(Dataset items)
————————

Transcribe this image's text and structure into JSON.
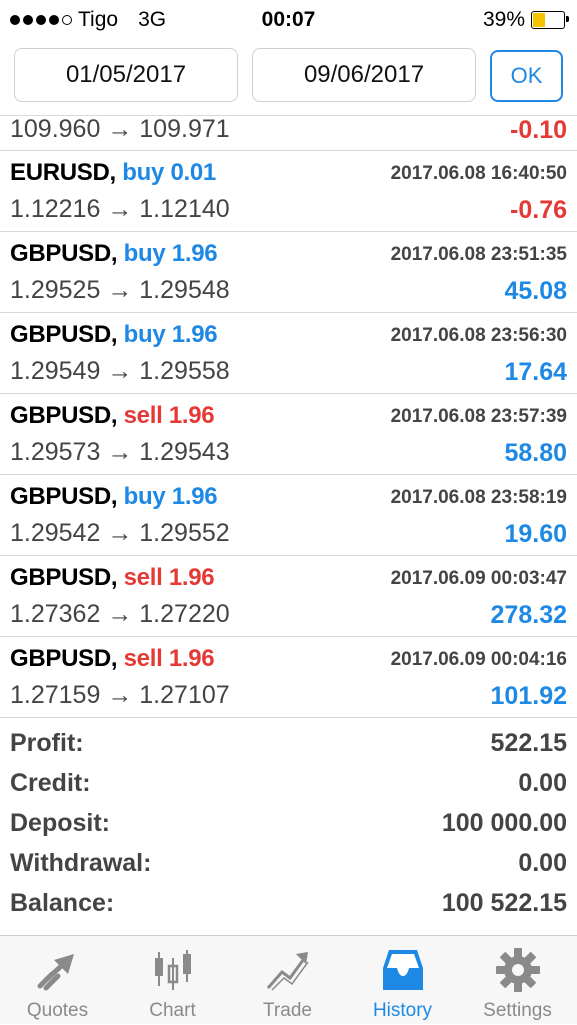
{
  "status_bar": {
    "carrier": "Tigo",
    "network": "3G",
    "time": "00:07",
    "battery_percent": "39%",
    "battery_level": 0.39,
    "signal_bars_filled": 4,
    "signal_bars_total": 5
  },
  "date_filter": {
    "from_date": "01/05/2017",
    "to_date": "09/06/2017",
    "ok_label": "OK"
  },
  "trades": [
    {
      "symbol": "",
      "side": "",
      "volume": "",
      "time": "",
      "open_price": "109.960",
      "close_price": "109.971",
      "arrow": "→",
      "profit": "-0.10"
    },
    {
      "symbol": "EURUSD,",
      "side": "buy",
      "volume": "0.01",
      "time": "2017.06.08 16:40:50",
      "open_price": "1.12216",
      "close_price": "1.12140",
      "arrow": "→",
      "profit": "-0.76"
    },
    {
      "symbol": "GBPUSD,",
      "side": "buy",
      "volume": "1.96",
      "time": "2017.06.08 23:51:35",
      "open_price": "1.29525",
      "close_price": "1.29548",
      "arrow": "→",
      "profit": "45.08"
    },
    {
      "symbol": "GBPUSD,",
      "side": "buy",
      "volume": "1.96",
      "time": "2017.06.08 23:56:30",
      "open_price": "1.29549",
      "close_price": "1.29558",
      "arrow": "→",
      "profit": "17.64"
    },
    {
      "symbol": "GBPUSD,",
      "side": "sell",
      "volume": "1.96",
      "time": "2017.06.08 23:57:39",
      "open_price": "1.29573",
      "close_price": "1.29543",
      "arrow": "→",
      "profit": "58.80"
    },
    {
      "symbol": "GBPUSD,",
      "side": "buy",
      "volume": "1.96",
      "time": "2017.06.08 23:58:19",
      "open_price": "1.29542",
      "close_price": "1.29552",
      "arrow": "→",
      "profit": "19.60"
    },
    {
      "symbol": "GBPUSD,",
      "side": "sell",
      "volume": "1.96",
      "time": "2017.06.09 00:03:47",
      "open_price": "1.27362",
      "close_price": "1.27220",
      "arrow": "→",
      "profit": "278.32"
    },
    {
      "symbol": "GBPUSD,",
      "side": "sell",
      "volume": "1.96",
      "time": "2017.06.09 00:04:16",
      "open_price": "1.27159",
      "close_price": "1.27107",
      "arrow": "→",
      "profit": "101.92"
    }
  ],
  "summary": {
    "profit_label": "Profit:",
    "profit_value": "522.15",
    "credit_label": "Credit:",
    "credit_value": "0.00",
    "deposit_label": "Deposit:",
    "deposit_value": "100 000.00",
    "withdrawal_label": "Withdrawal:",
    "withdrawal_value": "0.00",
    "balance_label": "Balance:",
    "balance_value": "100 522.15"
  },
  "tabs": [
    {
      "label": "Quotes",
      "icon": "quotes-icon",
      "active": false
    },
    {
      "label": "Chart",
      "icon": "chart-icon",
      "active": false
    },
    {
      "label": "Trade",
      "icon": "trade-icon",
      "active": false
    },
    {
      "label": "History",
      "icon": "history-icon",
      "active": true
    },
    {
      "label": "Settings",
      "icon": "gear-icon",
      "active": false
    }
  ],
  "colors": {
    "accent": "#1e88e5",
    "buy": "#1e88e5",
    "sell": "#e53935",
    "profit_positive": "#1e88e5",
    "profit_negative": "#e53935",
    "battery": "#f5c400",
    "inactive_tab": "#8a8a8a"
  }
}
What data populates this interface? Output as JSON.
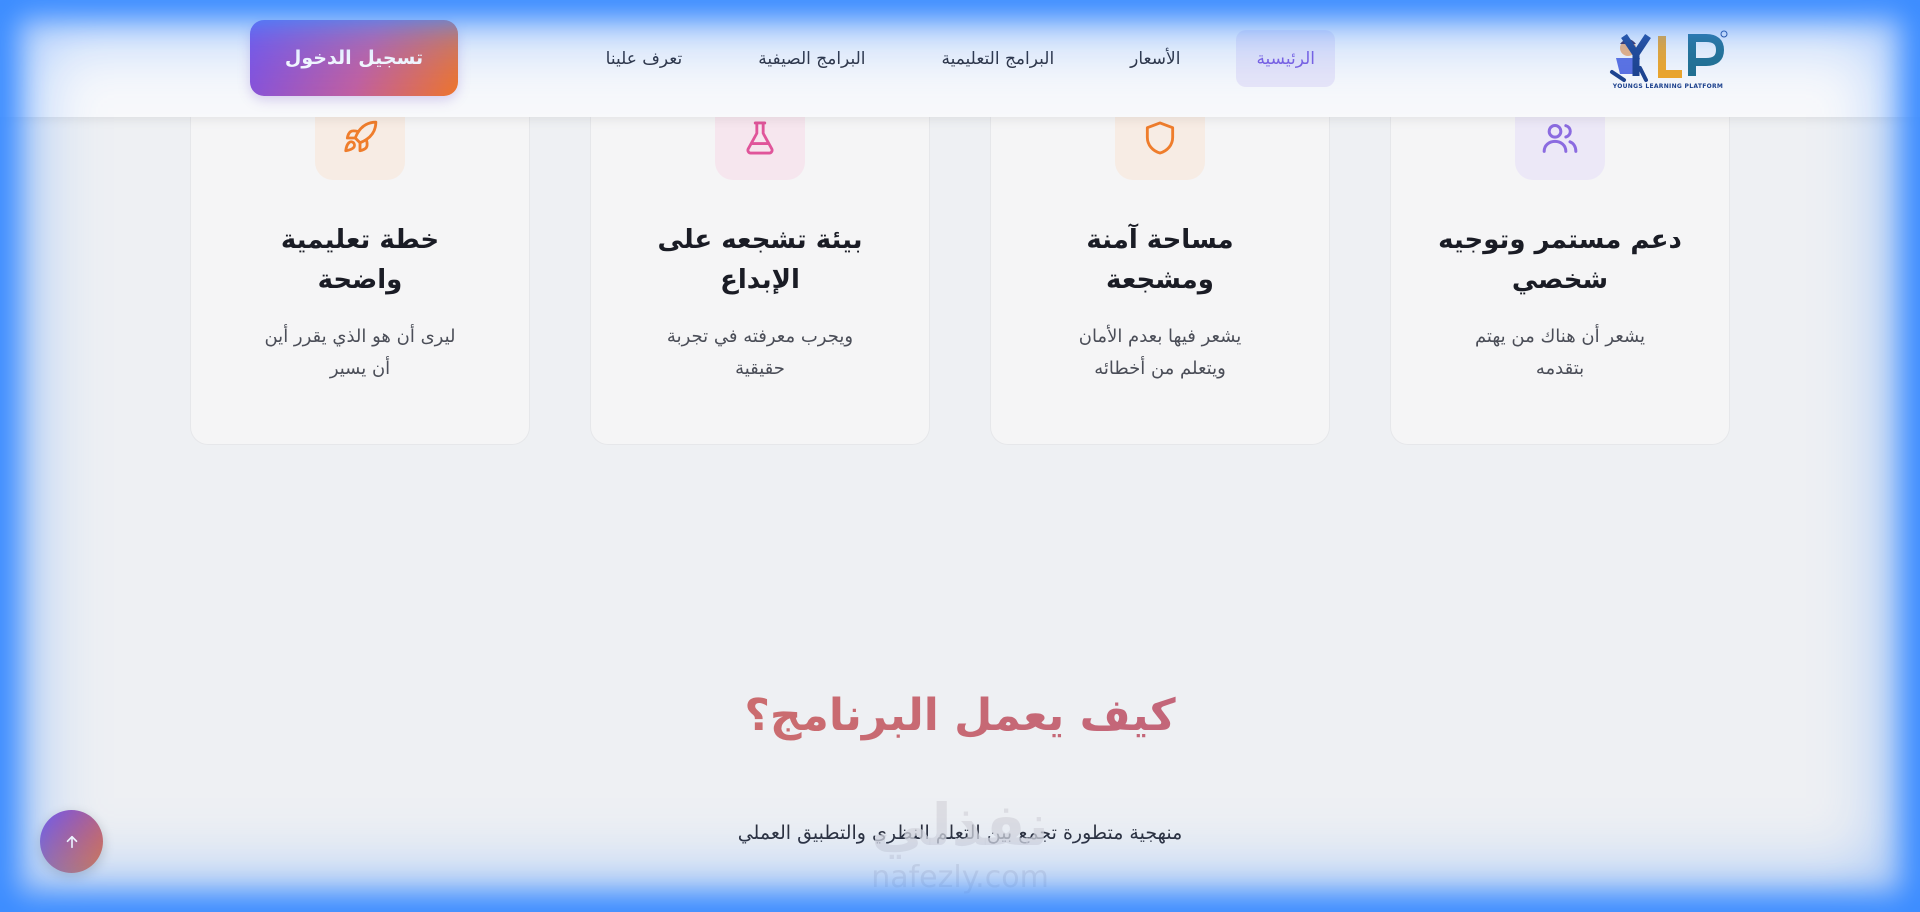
{
  "header": {
    "logo_text": "YLP",
    "logo_tagline": "YOUNGS LEARNING PLATFORM",
    "nav": [
      {
        "label": "الرئيسية",
        "active": true
      },
      {
        "label": "الأسعار",
        "active": false
      },
      {
        "label": "البرامج التعليمية",
        "active": false
      },
      {
        "label": "البرامج الصيفية",
        "active": false
      },
      {
        "label": "تعرف علينا",
        "active": false
      }
    ],
    "login_label": "تسجيل الدخول"
  },
  "features": [
    {
      "icon": "users-icon",
      "title": "دعم مستمر وتوجيه\nشخصي",
      "desc": "يشعر أن هناك من يهتم\nبتقدمه",
      "color": "#8b6be0",
      "bg": "#ece8f7"
    },
    {
      "icon": "shield-icon",
      "title": "مساحة آمنة\nومشجعة",
      "desc": "يشعر فيها بعدم الأمان\nويتعلم من أخطائه",
      "color": "#ef7d2c",
      "bg": "#f7ece4"
    },
    {
      "icon": "flask-icon",
      "title": "بيئة تشجعه على\nالإبداع",
      "desc": "ويجرب معرفته في تجربة\nحقيقية",
      "color": "#e0559a",
      "bg": "#f6e6ee"
    },
    {
      "icon": "rocket-icon",
      "title": "خطة تعليمية\nواضحة",
      "desc": "ليرى أن هو الذي يقرر أين\nأن يسير",
      "color": "#ef7d2c",
      "bg": "#f7ece4"
    }
  ],
  "how": {
    "title": "كيف يعمل البرنامج؟",
    "subtitle": "منهجية متطورة تجمع بين التعلم النظري والتطبيق العملي"
  },
  "watermark": {
    "ar": "نفذلي",
    "en": "nafezly.com"
  },
  "colors": {
    "accent": "#7b5ce0",
    "frame": "#3b8cff"
  }
}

————————

* THE PROBLEM *
Print each record exactly as it stands, leaving the images out.

* RESPONSE *
Transcribe this image's text and structure into JSON.
{
  "status_bar": {
    "carrier": "Tigo",
    "network": "3G",
    "time": "00:07",
    "battery_percent": "39%",
    "battery_level": 0.39,
    "signal_bars_filled": 4,
    "signal_bars_total": 5
  },
  "date_filter": {
    "from_date": "01/05/2017",
    "to_date": "09/06/2017",
    "ok_label": "OK"
  },
  "trades": [
    {
      "symbol": "",
      "side": "",
      "volume": "",
      "time": "",
      "open_price": "109.960",
      "close_price": "109.971",
      "arrow": "→",
      "profit": "-0.10"
    },
    {
      "symbol": "EURUSD,",
      "side": "buy",
      "volume": "0.01",
      "time": "2017.06.08 16:40:50",
      "open_price": "1.12216",
      "close_price": "1.12140",
      "arrow": "→",
      "profit": "-0.76"
    },
    {
      "symbol": "GBPUSD,",
      "side": "buy",
      "volume": "1.96",
      "time": "2017.06.08 23:51:35",
      "open_price": "1.29525",
      "close_price": "1.29548",
      "arrow": "→",
      "profit": "45.08"
    },
    {
      "symbol": "GBPUSD,",
      "side": "buy",
      "volume": "1.96",
      "time": "2017.06.08 23:56:30",
      "open_price": "1.29549",
      "close_price": "1.29558",
      "arrow": "→",
      "profit": "17.64"
    },
    {
      "symbol": "GBPUSD,",
      "side": "sell",
      "volume": "1.96",
      "time": "2017.06.08 23:57:39",
      "open_price": "1.29573",
      "close_price": "1.29543",
      "arrow": "→",
      "profit": "58.80"
    },
    {
      "symbol": "GBPUSD,",
      "side": "buy",
      "volume": "1.96",
      "time": "2017.06.08 23:58:19",
      "open_price": "1.29542",
      "close_price": "1.29552",
      "arrow": "→",
      "profit": "19.60"
    },
    {
      "symbol": "GBPUSD,",
      "side": "sell",
      "volume": "1.96",
      "time": "2017.06.09 00:03:47",
      "open_price": "1.27362",
      "close_price": "1.27220",
      "arrow": "→",
      "profit": "278.32"
    },
    {
      "symbol": "GBPUSD,",
      "side": "sell",
      "volume": "1.96",
      "time": "2017.06.09 00:04:16",
      "open_price": "1.27159",
      "close_price": "1.27107",
      "arrow": "→",
      "profit": "101.92"
    }
  ],
  "summary": {
    "profit_label": "Profit:",
    "profit_value": "522.15",
    "credit_label": "Credit:",
    "credit_value": "0.00",
    "deposit_label": "Deposit:",
    "deposit_value": "100 000.00",
    "withdrawal_label": "Withdrawal:",
    "withdrawal_value": "0.00",
    "balance_label": "Balance:",
    "balance_value": "100 522.15"
  },
  "tabs": [
    {
      "label": "Quotes",
      "icon": "quotes-icon",
      "active": false
    },
    {
      "label": "Chart",
      "icon": "chart-icon",
      "active": false
    },
    {
      "label": "Trade",
      "icon": "trade-icon",
      "active": false
    },
    {
      "label": "History",
      "icon": "history-icon",
      "active": true
    },
    {
      "label": "Settings",
      "icon": "gear-icon",
      "active": false
    }
  ],
  "colors": {
    "accent": "#1e88e5",
    "buy": "#1e88e5",
    "sell": "#e53935",
    "profit_positive": "#1e88e5",
    "profit_negative": "#e53935",
    "battery": "#f5c400",
    "inactive_tab": "#8a8a8a"
  }
}
What data populates this interface? Output as JSON.
{
  "header": {
    "logo_text": "YLP",
    "logo_tagline": "YOUNGS LEARNING PLATFORM",
    "nav": [
      {
        "label": "الرئيسية",
        "active": true
      },
      {
        "label": "الأسعار",
        "active": false
      },
      {
        "label": "البرامج التعليمية",
        "active": false
      },
      {
        "label": "البرامج الصيفية",
        "active": false
      },
      {
        "label": "تعرف علينا",
        "active": false
      }
    ],
    "login_label": "تسجيل الدخول"
  },
  "features": [
    {
      "icon": "users-icon",
      "title": "دعم مستمر وتوجيه\nشخصي",
      "desc": "يشعر أن هناك من يهتم\nبتقدمه",
      "color": "#8b6be0",
      "bg": "#ece8f7"
    },
    {
      "icon": "shield-icon",
      "title": "مساحة آمنة\nومشجعة",
      "desc": "يشعر فيها بعدم الأمان\nويتعلم من أخطائه",
      "color": "#ef7d2c",
      "bg": "#f7ece4"
    },
    {
      "icon": "flask-icon",
      "title": "بيئة تشجعه على\nالإبداع",
      "desc": "ويجرب معرفته في تجربة\nحقيقية",
      "color": "#e0559a",
      "bg": "#f6e6ee"
    },
    {
      "icon": "rocket-icon",
      "title": "خطة تعليمية\nواضحة",
      "desc": "ليرى أن هو الذي يقرر أين\nأن يسير",
      "color": "#ef7d2c",
      "bg": "#f7ece4"
    }
  ],
  "how": {
    "title": "كيف يعمل البرنامج؟",
    "subtitle": "منهجية متطورة تجمع بين التعلم النظري والتطبيق العملي"
  },
  "watermark": {
    "ar": "نفذلي",
    "en": "nafezly.com"
  },
  "colors": {
    "accent": "#7b5ce0",
    "frame": "#3b8cff"
  }
}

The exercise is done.